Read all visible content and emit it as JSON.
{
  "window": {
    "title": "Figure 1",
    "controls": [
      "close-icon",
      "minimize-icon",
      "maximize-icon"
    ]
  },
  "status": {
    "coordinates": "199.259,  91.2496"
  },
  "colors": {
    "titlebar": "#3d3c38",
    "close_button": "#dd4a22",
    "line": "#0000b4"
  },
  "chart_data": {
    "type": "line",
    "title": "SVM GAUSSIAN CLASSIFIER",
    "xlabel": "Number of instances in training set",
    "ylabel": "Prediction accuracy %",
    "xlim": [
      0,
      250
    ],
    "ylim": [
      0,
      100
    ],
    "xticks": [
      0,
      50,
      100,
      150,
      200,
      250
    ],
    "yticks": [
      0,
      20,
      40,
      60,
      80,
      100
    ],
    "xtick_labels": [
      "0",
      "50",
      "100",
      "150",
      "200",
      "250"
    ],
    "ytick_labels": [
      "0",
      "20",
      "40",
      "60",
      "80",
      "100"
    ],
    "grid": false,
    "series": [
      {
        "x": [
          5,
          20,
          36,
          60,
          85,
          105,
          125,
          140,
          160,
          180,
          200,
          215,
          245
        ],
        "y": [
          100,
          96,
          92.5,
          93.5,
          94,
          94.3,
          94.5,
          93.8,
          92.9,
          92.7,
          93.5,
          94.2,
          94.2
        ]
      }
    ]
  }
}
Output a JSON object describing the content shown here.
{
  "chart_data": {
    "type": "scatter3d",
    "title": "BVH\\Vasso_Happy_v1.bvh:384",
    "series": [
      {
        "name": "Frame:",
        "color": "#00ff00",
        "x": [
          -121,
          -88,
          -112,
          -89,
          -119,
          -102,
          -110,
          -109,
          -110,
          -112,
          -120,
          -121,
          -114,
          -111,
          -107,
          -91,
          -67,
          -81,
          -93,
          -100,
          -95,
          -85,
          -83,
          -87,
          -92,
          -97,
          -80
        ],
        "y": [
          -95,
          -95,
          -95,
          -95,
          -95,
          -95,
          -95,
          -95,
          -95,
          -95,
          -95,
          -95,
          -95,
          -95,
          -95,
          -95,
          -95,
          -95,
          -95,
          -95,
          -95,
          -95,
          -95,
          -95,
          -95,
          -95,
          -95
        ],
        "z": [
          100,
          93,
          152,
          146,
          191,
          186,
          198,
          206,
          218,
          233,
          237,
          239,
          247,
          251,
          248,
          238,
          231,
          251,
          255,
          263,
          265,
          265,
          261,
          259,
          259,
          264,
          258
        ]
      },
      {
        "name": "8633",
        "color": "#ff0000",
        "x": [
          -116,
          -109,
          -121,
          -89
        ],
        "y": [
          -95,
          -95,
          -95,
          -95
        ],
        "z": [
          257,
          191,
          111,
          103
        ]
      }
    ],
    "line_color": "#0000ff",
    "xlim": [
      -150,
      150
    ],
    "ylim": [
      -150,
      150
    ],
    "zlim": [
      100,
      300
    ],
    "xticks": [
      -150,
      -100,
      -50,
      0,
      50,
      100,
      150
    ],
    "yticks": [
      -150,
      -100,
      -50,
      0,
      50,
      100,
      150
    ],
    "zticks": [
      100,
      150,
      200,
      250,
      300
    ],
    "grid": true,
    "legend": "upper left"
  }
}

...

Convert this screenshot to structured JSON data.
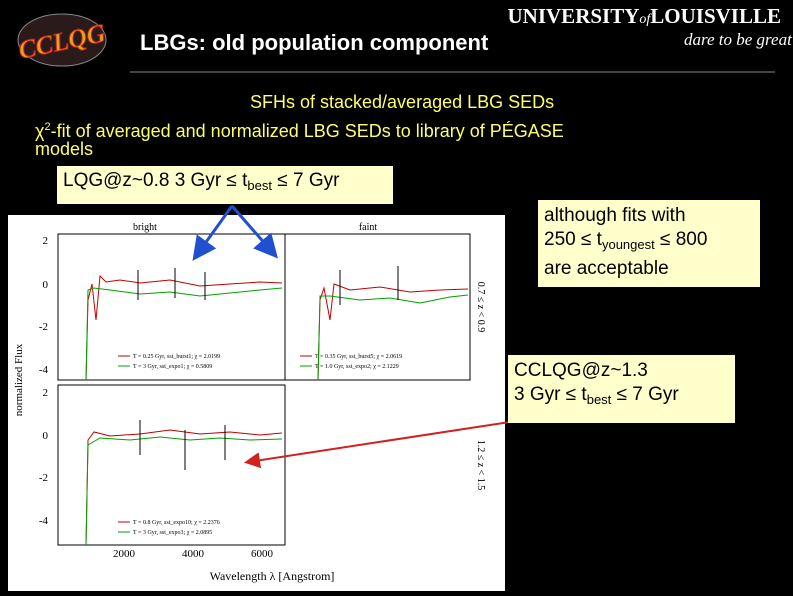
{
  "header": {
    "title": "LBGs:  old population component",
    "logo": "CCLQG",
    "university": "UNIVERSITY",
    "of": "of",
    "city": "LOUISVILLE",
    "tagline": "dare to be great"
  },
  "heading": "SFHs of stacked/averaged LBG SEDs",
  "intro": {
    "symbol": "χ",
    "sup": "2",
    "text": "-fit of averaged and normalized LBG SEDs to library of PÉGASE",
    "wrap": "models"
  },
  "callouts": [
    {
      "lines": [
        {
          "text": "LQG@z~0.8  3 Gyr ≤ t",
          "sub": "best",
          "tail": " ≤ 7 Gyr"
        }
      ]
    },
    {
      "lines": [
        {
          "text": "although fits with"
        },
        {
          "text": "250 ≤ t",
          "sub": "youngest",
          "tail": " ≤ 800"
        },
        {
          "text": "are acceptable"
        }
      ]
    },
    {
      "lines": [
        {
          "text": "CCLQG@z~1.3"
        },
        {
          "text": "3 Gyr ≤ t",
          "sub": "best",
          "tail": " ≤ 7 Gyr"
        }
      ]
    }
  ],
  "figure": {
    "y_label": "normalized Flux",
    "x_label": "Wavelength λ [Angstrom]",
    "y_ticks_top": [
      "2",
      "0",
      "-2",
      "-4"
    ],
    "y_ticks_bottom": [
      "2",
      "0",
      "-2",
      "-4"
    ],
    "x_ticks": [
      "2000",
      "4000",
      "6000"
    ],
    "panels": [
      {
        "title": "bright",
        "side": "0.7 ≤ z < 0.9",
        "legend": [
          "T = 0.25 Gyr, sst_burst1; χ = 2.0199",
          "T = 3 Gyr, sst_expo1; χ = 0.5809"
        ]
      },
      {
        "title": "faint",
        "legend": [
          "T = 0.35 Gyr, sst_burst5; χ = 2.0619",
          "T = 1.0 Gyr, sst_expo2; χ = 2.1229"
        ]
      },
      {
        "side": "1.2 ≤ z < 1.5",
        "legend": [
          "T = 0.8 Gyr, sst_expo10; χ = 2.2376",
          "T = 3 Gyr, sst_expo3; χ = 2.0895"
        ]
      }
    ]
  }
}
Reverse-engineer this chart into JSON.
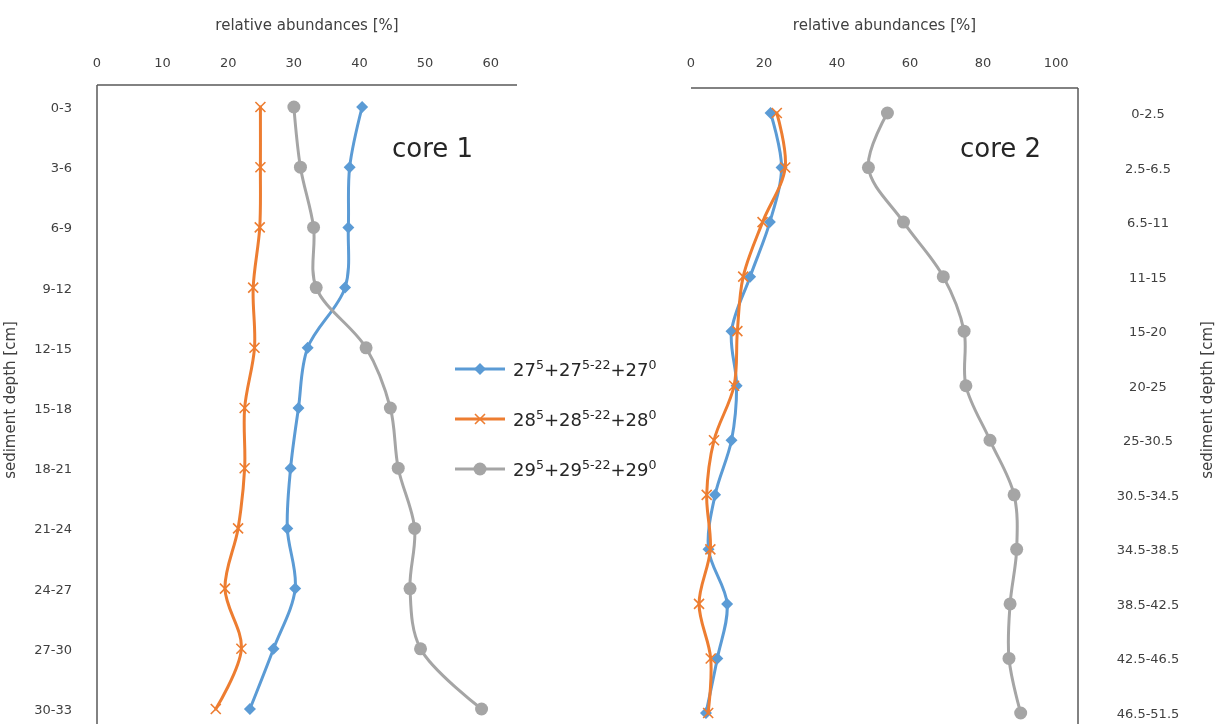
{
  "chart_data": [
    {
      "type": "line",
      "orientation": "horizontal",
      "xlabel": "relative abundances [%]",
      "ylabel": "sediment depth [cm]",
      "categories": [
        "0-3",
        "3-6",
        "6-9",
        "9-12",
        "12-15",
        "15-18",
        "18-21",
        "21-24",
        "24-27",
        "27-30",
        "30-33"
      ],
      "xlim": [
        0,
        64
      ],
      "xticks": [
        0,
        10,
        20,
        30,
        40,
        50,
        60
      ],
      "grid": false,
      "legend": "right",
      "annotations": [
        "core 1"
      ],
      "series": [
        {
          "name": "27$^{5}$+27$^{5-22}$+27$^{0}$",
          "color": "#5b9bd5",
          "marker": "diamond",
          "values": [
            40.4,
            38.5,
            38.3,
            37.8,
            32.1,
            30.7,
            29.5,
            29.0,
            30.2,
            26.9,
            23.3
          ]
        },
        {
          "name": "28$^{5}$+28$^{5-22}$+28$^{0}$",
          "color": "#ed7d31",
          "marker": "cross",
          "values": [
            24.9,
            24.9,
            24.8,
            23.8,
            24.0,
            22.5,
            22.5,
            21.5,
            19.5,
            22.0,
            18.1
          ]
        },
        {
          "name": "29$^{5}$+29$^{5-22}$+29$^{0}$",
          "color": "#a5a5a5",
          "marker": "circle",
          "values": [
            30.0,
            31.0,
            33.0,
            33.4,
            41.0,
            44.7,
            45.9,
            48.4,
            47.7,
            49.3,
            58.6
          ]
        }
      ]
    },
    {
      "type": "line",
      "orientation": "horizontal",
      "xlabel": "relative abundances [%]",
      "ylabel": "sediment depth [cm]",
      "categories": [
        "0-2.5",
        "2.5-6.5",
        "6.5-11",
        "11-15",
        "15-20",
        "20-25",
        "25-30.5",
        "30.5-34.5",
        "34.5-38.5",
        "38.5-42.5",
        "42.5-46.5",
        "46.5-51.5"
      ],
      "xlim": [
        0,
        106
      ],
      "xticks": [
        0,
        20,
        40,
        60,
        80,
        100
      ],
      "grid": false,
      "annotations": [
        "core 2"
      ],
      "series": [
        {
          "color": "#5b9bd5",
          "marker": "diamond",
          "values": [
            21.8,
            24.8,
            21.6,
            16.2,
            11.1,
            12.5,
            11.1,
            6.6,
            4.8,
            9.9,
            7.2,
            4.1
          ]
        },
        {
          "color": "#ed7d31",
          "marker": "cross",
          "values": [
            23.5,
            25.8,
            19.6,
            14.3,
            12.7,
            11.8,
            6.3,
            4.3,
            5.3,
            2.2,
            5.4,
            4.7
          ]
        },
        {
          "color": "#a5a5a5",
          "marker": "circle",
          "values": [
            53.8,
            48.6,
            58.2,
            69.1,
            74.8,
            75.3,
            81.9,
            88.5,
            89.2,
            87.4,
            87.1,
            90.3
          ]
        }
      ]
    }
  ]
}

**YOUR OBJECTIVE:** Keep only those lines of the records that hold "this", and return them.

**REPLY:**
Convert this screenshot to structured JSON data.
Reverse-engineer this chart into JSON.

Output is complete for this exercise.